• **Material to process**
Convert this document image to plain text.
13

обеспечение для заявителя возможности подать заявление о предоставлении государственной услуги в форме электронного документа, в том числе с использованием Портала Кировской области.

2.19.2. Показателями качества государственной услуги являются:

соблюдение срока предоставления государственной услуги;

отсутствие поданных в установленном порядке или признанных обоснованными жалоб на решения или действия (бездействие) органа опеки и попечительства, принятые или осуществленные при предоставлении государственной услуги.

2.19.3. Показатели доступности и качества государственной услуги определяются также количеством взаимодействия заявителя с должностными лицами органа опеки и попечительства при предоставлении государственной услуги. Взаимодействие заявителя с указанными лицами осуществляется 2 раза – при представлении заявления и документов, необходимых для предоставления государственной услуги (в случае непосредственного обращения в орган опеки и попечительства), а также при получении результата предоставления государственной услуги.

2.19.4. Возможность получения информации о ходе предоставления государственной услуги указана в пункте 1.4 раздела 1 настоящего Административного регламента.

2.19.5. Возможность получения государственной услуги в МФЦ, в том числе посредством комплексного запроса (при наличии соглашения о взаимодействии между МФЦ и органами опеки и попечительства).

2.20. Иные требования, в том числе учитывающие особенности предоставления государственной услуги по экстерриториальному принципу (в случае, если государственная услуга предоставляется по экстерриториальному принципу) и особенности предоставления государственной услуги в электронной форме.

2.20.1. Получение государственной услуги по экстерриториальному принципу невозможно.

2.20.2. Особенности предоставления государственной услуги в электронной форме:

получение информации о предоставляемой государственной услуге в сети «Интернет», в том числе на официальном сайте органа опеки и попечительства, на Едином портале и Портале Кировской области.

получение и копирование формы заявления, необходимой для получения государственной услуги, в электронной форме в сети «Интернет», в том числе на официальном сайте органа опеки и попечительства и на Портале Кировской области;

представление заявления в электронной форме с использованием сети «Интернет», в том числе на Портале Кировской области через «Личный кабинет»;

• **Aim of the exercise**
Your task is to quote the listing above word for word.

• **Task result**
Convert this document image to plain text.
13

обеспечение для заявителя возможности подать заявление о предоставлении государственной услуги в форме электронного документа, в том числе с использованием Портала Кировской области.

2.19.2. Показателями качества государственной услуги являются:

соблюдение срока предоставления государственной услуги;

отсутствие поданных в установленном порядке или признанных обоснованными жалоб на решения или действия (бездействие) органа опеки и попечительства, принятые или осуществленные при предоставлении государственной услуги.

2.19.3. Показатели доступности и качества государственной услуги определяются также количеством взаимодействия заявителя с должностными лицами органа опеки и попечительства при предоставлении государственной услуги. Взаимодействие заявителя с указанными лицами осуществляется 2 раза – при представлении заявления и документов, необходимых для предоставления государственной услуги (в случае непосредственного обращения в орган опеки и попечительства), а также при получении результата предоставления государственной услуги.

2.19.4. Возможность получения информации о ходе предоставления государственной услуги указана в пункте 1.4 раздела 1 настоящего Административного регламента.

2.19.5. Возможность получения государственной услуги в МФЦ, в том числе посредством комплексного запроса (при наличии соглашения о взаимодействии между МФЦ и органами опеки и попечительства).

2.20. Иные требования, в том числе учитывающие особенности предоставления государственной услуги по экстерриториальному принципу (в случае, если государственная услуга предоставляется по экстерриториальному принципу) и особенности предоставления государственной услуги в электронной форме.

2.20.1. Получение государственной услуги по экстерриториальному принципу невозможно.

2.20.2. Особенности предоставления государственной услуги в электронной форме:

получение информации о предоставляемой государственной услуге в сети «Интернет», в том числе на официальном сайте органа опеки и попечительства, на Едином портале и Портале Кировской области.

получение и копирование формы заявления, необходимой для получения государственной услуги, в электронной форме в сети «Интернет», в том числе на официальном сайте органа опеки и попечительства и на Портале Кировской области;

представление заявления в электронной форме с использованием сети «Интернет», в том числе на Портале Кировской области через «Личный кабинет»;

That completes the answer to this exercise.